# [Records for processing]
☆ ☆ ☆ ☆

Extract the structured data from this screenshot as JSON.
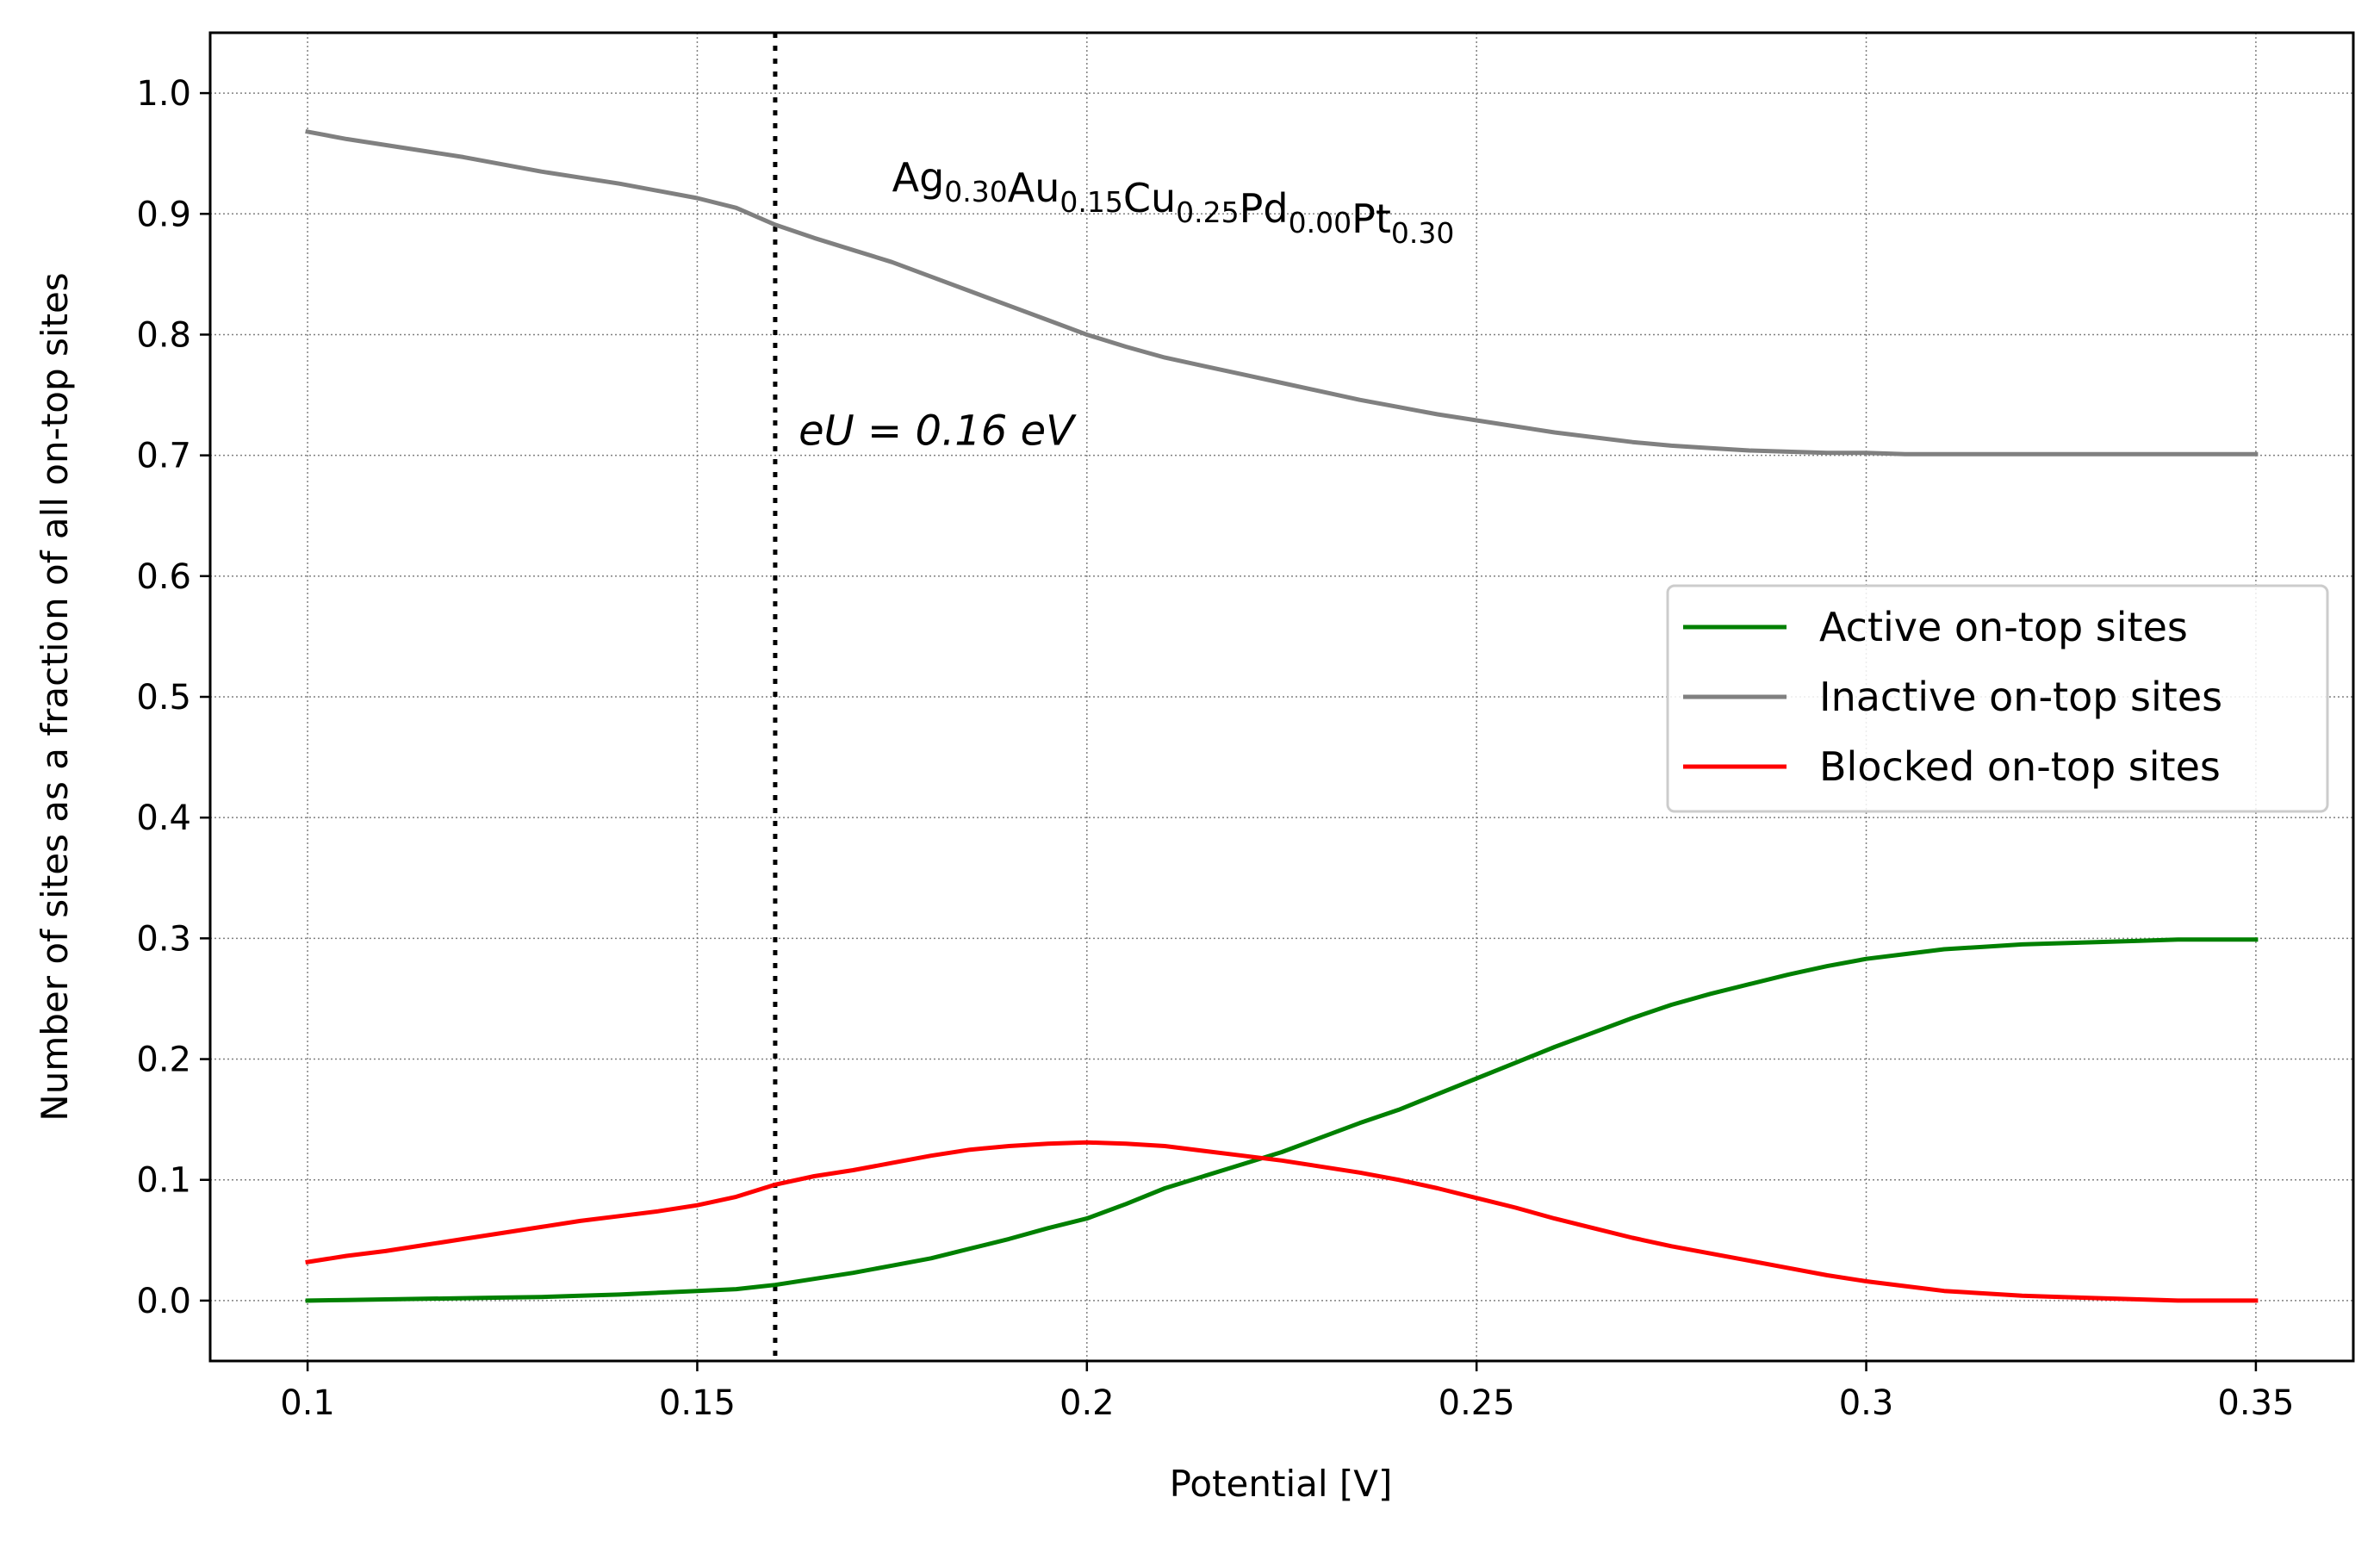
{
  "chart_data": {
    "type": "line",
    "title": "",
    "xlabel": "Potential [V]",
    "ylabel": "Number of sites as a fraction of all on-top sites",
    "xlim": [
      0.0875,
      0.3625
    ],
    "ylim": [
      -0.05,
      1.05
    ],
    "x_ticks": [
      0.1,
      0.15,
      0.2,
      0.25,
      0.3,
      0.35
    ],
    "x_tick_labels": [
      "0.1",
      "0.15",
      "0.2",
      "0.25",
      "0.3",
      "0.35"
    ],
    "y_ticks": [
      0.0,
      0.1,
      0.2,
      0.3,
      0.4,
      0.5,
      0.6,
      0.7,
      0.8,
      0.9,
      1.0
    ],
    "y_tick_labels": [
      "0.0",
      "0.1",
      "0.2",
      "0.3",
      "0.4",
      "0.5",
      "0.6",
      "0.7",
      "0.8",
      "0.9",
      "1.0"
    ],
    "grid": true,
    "legend_position": "center-right",
    "vline": {
      "x": 0.16,
      "style": "dotted",
      "color": "#000000"
    },
    "annotations": {
      "composition": [
        {
          "text": "Ag",
          "sub": "0.30"
        },
        {
          "text": "Au",
          "sub": "0.15"
        },
        {
          "text": "Cu",
          "sub": "0.25"
        },
        {
          "text": "Pd",
          "sub": "0.00"
        },
        {
          "text": "Pt",
          "sub": "0.30"
        }
      ],
      "composition_pos": [
        0.175,
        0.93
      ],
      "eu": {
        "text": "eU = 0.16 eV",
        "x": 0.163,
        "y": 0.71
      }
    },
    "x": [
      0.1,
      0.105,
      0.11,
      0.115,
      0.12,
      0.125,
      0.13,
      0.135,
      0.14,
      0.145,
      0.15,
      0.155,
      0.16,
      0.165,
      0.17,
      0.175,
      0.18,
      0.185,
      0.19,
      0.195,
      0.2,
      0.205,
      0.21,
      0.215,
      0.22,
      0.225,
      0.23,
      0.235,
      0.24,
      0.245,
      0.25,
      0.255,
      0.26,
      0.265,
      0.27,
      0.275,
      0.28,
      0.285,
      0.29,
      0.295,
      0.3,
      0.305,
      0.31,
      0.315,
      0.32,
      0.325,
      0.33,
      0.335,
      0.34,
      0.345,
      0.35
    ],
    "series": [
      {
        "name": "Active on-top sites",
        "color": "#008000",
        "values": [
          0.0,
          0.0005,
          0.001,
          0.0015,
          0.002,
          0.0025,
          0.003,
          0.004,
          0.005,
          0.0065,
          0.008,
          0.0095,
          0.013,
          0.018,
          0.023,
          0.029,
          0.035,
          0.043,
          0.051,
          0.06,
          0.068,
          0.08,
          0.093,
          0.103,
          0.113,
          0.123,
          0.135,
          0.147,
          0.158,
          0.171,
          0.184,
          0.197,
          0.21,
          0.222,
          0.234,
          0.245,
          0.254,
          0.262,
          0.27,
          0.277,
          0.283,
          0.287,
          0.291,
          0.293,
          0.295,
          0.296,
          0.297,
          0.298,
          0.299,
          0.299,
          0.299
        ]
      },
      {
        "name": "Inactive on-top sites",
        "color": "#808080",
        "values": [
          0.968,
          0.962,
          0.957,
          0.952,
          0.947,
          0.941,
          0.935,
          0.93,
          0.925,
          0.919,
          0.913,
          0.905,
          0.891,
          0.88,
          0.87,
          0.86,
          0.848,
          0.836,
          0.824,
          0.812,
          0.8,
          0.79,
          0.781,
          0.774,
          0.767,
          0.76,
          0.753,
          0.746,
          0.74,
          0.734,
          0.729,
          0.724,
          0.719,
          0.715,
          0.711,
          0.708,
          0.706,
          0.704,
          0.703,
          0.702,
          0.702,
          0.701,
          0.701,
          0.701,
          0.701,
          0.701,
          0.701,
          0.701,
          0.701,
          0.701,
          0.701
        ]
      },
      {
        "name": "Blocked on-top sites",
        "color": "#ff0000",
        "values": [
          0.032,
          0.037,
          0.041,
          0.046,
          0.051,
          0.056,
          0.061,
          0.066,
          0.07,
          0.074,
          0.079,
          0.086,
          0.096,
          0.103,
          0.108,
          0.114,
          0.12,
          0.125,
          0.128,
          0.13,
          0.131,
          0.13,
          0.128,
          0.124,
          0.12,
          0.116,
          0.111,
          0.106,
          0.1,
          0.093,
          0.085,
          0.077,
          0.068,
          0.06,
          0.052,
          0.045,
          0.039,
          0.033,
          0.027,
          0.021,
          0.016,
          0.012,
          0.008,
          0.006,
          0.004,
          0.003,
          0.002,
          0.001,
          0.0,
          0.0,
          0.0
        ]
      }
    ]
  }
}
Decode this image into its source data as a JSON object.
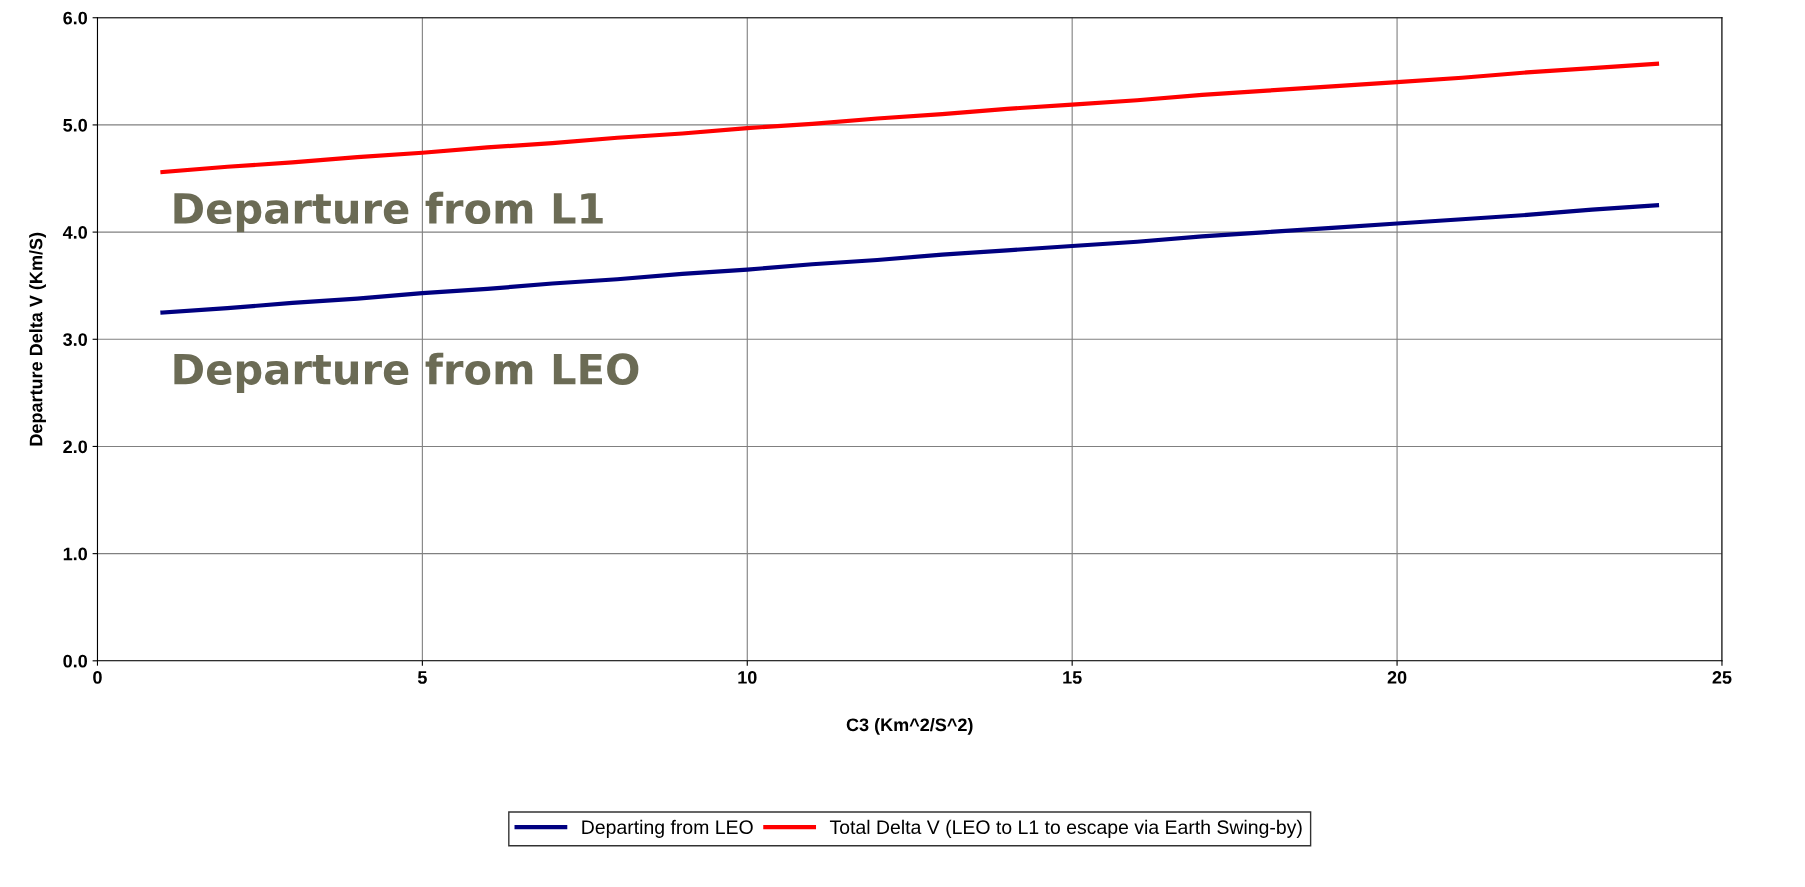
{
  "chart_data": {
    "type": "line",
    "xlabel": "C3 (Km^2/S^2)",
    "ylabel": "Departure Delta V (Km/S)",
    "x": [
      1,
      2,
      3,
      4,
      5,
      6,
      7,
      8,
      9,
      10,
      11,
      12,
      13,
      14,
      15,
      16,
      17,
      18,
      19,
      20,
      21,
      22,
      23,
      24
    ],
    "series": [
      {
        "name": "Departing from LEO",
        "color": "#000080",
        "values": [
          3.25,
          3.29,
          3.34,
          3.38,
          3.43,
          3.47,
          3.52,
          3.56,
          3.61,
          3.65,
          3.7,
          3.74,
          3.79,
          3.83,
          3.87,
          3.91,
          3.96,
          4.0,
          4.04,
          4.08,
          4.12,
          4.16,
          4.21,
          4.25
        ]
      },
      {
        "name": "Total Delta V (LEO to L1 to escape via Earth Swing-by)",
        "color": "#ff0000",
        "values": [
          4.56,
          4.61,
          4.65,
          4.7,
          4.74,
          4.79,
          4.83,
          4.88,
          4.92,
          4.97,
          5.01,
          5.06,
          5.1,
          5.15,
          5.19,
          5.23,
          5.28,
          5.32,
          5.36,
          5.4,
          5.44,
          5.49,
          5.53,
          5.57
        ]
      }
    ],
    "xlim": [
      0,
      25
    ],
    "xticks": [
      0,
      5,
      10,
      15,
      20,
      25
    ],
    "ylim": [
      0,
      6
    ],
    "yticks": [
      {
        "value": 0,
        "label": "0.0"
      },
      {
        "value": 1,
        "label": "1.0"
      },
      {
        "value": 2,
        "label": "2.0"
      },
      {
        "value": 3,
        "label": "3.0"
      },
      {
        "value": 4,
        "label": "4.0"
      },
      {
        "value": 5,
        "label": "5.0"
      },
      {
        "value": 6,
        "label": "6.0"
      }
    ],
    "annotations": [
      "Departure from L1",
      "Departure from LEO"
    ],
    "grid": true,
    "legend": "bottom",
    "marker": "none",
    "line_style": "solid"
  }
}
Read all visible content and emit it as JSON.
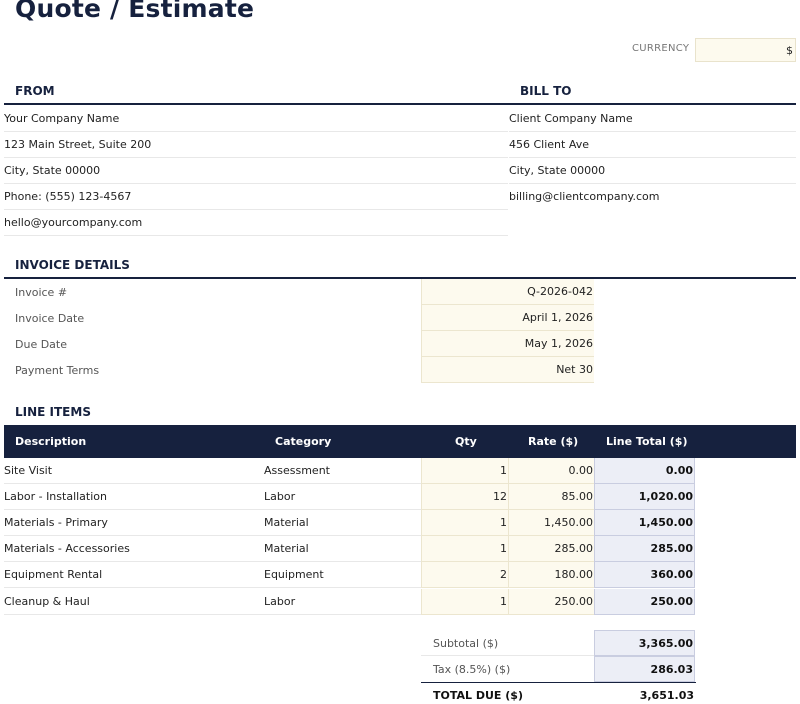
{
  "title": "Quote / Estimate",
  "currency": {
    "label": "CURRENCY",
    "value": "$"
  },
  "from": {
    "heading": "FROM",
    "lines": [
      "Your Company Name",
      "123 Main Street, Suite 200",
      "City, State 00000",
      "Phone: (555) 123-4567",
      "hello@yourcompany.com"
    ]
  },
  "bill_to": {
    "heading": "BILL TO",
    "lines": [
      "Client Company Name",
      "456 Client Ave",
      "City, State 00000",
      "billing@clientcompany.com"
    ]
  },
  "invoice_details": {
    "heading": "INVOICE DETAILS",
    "fields": [
      {
        "label": "Invoice #",
        "value": "Q-2026-042"
      },
      {
        "label": "Invoice Date",
        "value": "April 1, 2026"
      },
      {
        "label": "Due Date",
        "value": "May 1, 2026"
      },
      {
        "label": "Payment Terms",
        "value": "Net 30"
      }
    ]
  },
  "line_items": {
    "heading": "LINE ITEMS",
    "columns": [
      "Description",
      "Category",
      "Qty",
      "Rate ($)",
      "Line Total ($)"
    ],
    "rows": [
      {
        "description": "Site Visit",
        "category": "Assessment",
        "qty": "1",
        "rate": "0.00",
        "total": "0.00"
      },
      {
        "description": "Labor - Installation",
        "category": "Labor",
        "qty": "12",
        "rate": "85.00",
        "total": "1,020.00"
      },
      {
        "description": "Materials - Primary",
        "category": "Material",
        "qty": "1",
        "rate": "1,450.00",
        "total": "1,450.00"
      },
      {
        "description": "Materials - Accessories",
        "category": "Material",
        "qty": "1",
        "rate": "285.00",
        "total": "285.00"
      },
      {
        "description": "Equipment Rental",
        "category": "Equipment",
        "qty": "2",
        "rate": "180.00",
        "total": "360.00"
      },
      {
        "description": "Cleanup & Haul",
        "category": "Labor",
        "qty": "1",
        "rate": "250.00",
        "total": "250.00"
      }
    ]
  },
  "totals": {
    "subtotal_label": "Subtotal ($)",
    "subtotal": "3,365.00",
    "tax_label": "Tax (8.5%) ($)",
    "tax": "286.03",
    "total_label": "TOTAL DUE ($)",
    "total": "3,651.03"
  }
}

☆ ☆ ☆ ☆

# [Given instruction]
Pick out each line containing the string "sites" and copy it.

# [Reply to the exercise]
    "ylabel": "Number of sites as a fraction of all on-top sites",
        "name": "Active on-top sites",
        "name": "Inactive on-top sites",
        "name": "Blocked on-top sites",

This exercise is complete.